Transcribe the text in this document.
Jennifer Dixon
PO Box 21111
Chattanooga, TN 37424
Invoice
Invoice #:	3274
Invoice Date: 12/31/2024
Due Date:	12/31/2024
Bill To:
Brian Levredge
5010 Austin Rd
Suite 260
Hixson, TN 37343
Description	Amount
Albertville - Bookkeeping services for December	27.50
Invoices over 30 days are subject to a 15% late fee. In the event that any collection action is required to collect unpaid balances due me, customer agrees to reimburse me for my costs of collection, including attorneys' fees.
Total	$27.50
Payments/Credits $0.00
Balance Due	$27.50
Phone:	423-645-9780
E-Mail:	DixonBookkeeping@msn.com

· · · · · · ·

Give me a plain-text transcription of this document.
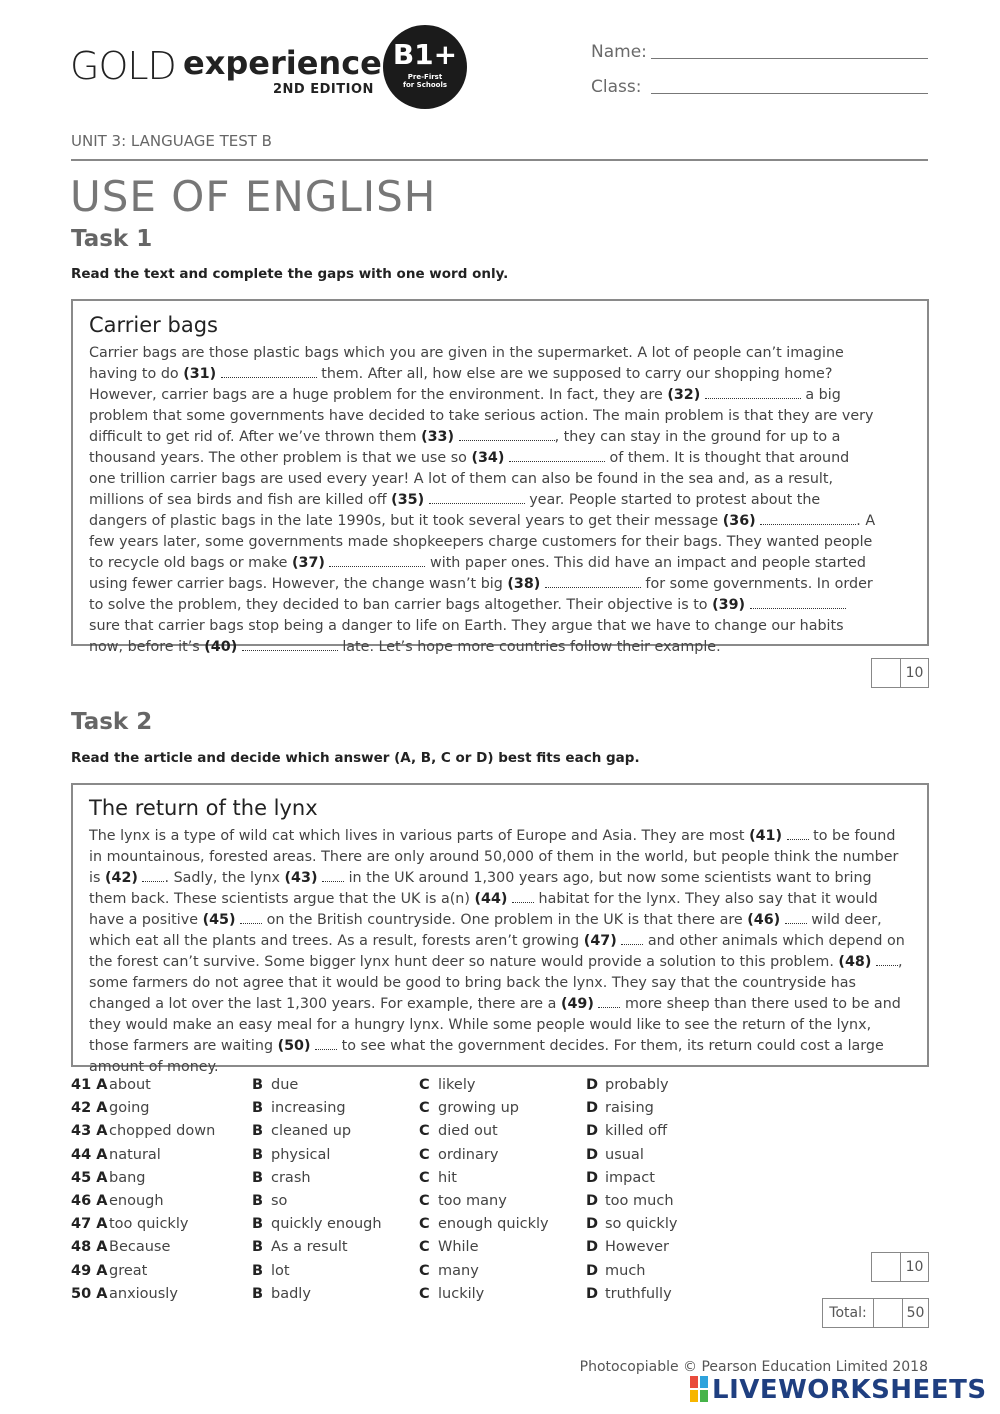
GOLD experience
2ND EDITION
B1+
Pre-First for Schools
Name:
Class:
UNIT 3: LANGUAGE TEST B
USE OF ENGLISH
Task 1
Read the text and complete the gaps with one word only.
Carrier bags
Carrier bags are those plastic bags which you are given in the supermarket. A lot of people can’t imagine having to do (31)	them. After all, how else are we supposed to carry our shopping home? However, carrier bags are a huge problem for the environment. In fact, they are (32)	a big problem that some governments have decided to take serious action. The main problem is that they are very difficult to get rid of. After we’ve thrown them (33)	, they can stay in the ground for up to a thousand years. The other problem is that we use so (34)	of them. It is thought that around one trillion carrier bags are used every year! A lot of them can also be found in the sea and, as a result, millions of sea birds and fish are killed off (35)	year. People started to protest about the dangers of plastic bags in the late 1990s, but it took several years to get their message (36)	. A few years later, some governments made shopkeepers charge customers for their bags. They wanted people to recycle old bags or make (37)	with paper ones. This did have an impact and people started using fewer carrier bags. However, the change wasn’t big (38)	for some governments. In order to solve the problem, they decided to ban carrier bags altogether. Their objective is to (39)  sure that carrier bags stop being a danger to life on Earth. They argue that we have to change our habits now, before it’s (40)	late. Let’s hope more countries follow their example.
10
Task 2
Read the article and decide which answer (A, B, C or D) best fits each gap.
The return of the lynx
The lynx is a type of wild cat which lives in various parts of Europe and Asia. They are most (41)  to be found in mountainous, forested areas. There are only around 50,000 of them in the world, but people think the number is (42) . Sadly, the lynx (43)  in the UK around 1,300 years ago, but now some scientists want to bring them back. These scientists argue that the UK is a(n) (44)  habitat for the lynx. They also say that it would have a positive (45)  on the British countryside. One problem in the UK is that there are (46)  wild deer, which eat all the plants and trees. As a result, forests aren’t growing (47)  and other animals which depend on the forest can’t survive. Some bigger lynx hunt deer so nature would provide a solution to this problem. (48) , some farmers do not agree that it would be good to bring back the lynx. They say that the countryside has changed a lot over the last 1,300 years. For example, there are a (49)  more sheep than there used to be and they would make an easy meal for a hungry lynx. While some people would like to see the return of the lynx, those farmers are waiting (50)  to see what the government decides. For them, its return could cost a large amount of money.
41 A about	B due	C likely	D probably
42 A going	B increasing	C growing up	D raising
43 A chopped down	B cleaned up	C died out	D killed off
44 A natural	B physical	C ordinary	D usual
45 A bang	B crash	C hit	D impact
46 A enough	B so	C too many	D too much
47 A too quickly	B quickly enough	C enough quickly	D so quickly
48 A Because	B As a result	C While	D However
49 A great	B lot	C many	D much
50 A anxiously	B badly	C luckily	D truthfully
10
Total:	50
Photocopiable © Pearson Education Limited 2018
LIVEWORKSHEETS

· · · · · · ·

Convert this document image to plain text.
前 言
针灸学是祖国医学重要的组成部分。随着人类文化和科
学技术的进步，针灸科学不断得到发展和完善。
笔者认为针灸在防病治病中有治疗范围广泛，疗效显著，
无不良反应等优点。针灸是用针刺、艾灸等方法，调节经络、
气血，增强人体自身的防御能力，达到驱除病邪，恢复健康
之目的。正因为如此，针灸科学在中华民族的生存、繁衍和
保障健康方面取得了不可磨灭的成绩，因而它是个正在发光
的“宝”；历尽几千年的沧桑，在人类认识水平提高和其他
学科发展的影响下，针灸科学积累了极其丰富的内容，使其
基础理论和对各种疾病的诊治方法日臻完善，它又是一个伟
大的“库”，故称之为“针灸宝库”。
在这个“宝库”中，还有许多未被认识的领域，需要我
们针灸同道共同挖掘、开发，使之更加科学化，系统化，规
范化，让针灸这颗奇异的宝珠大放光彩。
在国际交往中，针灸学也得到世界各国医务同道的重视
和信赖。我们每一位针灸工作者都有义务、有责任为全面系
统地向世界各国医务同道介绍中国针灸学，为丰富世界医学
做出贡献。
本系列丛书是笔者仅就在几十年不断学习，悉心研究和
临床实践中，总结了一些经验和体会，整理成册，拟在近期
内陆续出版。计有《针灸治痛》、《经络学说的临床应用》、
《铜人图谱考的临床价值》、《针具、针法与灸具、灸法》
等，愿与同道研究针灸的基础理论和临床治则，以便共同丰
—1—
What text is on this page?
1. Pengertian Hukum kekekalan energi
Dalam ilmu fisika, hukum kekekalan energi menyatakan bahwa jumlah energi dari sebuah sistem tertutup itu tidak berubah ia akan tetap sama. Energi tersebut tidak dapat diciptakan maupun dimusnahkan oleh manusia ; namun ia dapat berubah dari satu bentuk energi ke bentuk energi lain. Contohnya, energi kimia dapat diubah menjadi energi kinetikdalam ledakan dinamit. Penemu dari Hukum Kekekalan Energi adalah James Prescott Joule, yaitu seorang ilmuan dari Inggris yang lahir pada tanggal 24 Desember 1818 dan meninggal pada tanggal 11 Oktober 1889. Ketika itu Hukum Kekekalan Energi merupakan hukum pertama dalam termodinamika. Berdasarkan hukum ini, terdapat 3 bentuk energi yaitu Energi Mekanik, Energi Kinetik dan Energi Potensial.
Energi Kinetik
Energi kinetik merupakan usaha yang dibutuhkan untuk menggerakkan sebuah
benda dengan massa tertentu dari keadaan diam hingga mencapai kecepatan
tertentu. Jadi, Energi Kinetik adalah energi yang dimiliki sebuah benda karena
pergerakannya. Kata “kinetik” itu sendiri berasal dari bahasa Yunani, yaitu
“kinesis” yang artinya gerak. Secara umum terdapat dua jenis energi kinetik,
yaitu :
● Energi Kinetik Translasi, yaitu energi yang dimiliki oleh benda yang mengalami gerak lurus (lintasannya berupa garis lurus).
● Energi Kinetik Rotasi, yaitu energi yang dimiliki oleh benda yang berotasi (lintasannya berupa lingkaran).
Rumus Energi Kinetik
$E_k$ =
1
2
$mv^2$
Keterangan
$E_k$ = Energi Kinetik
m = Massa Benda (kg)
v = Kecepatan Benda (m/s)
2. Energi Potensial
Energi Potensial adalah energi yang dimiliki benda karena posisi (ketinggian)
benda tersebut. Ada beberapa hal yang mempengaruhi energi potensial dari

· · · · · · ·

Task goal
Read the entries and select each line where the word "lintasannya" is found.

Final answer
● Energi Kinetik Translasi, yaitu energi yang dimiliki oleh benda yang mengalami gerak lurus (lintasannya berupa garis lurus).
● Energi Kinetik Rotasi, yaitu energi yang dimiliki oleh benda yang berotasi (lintasannya berupa lingkaran).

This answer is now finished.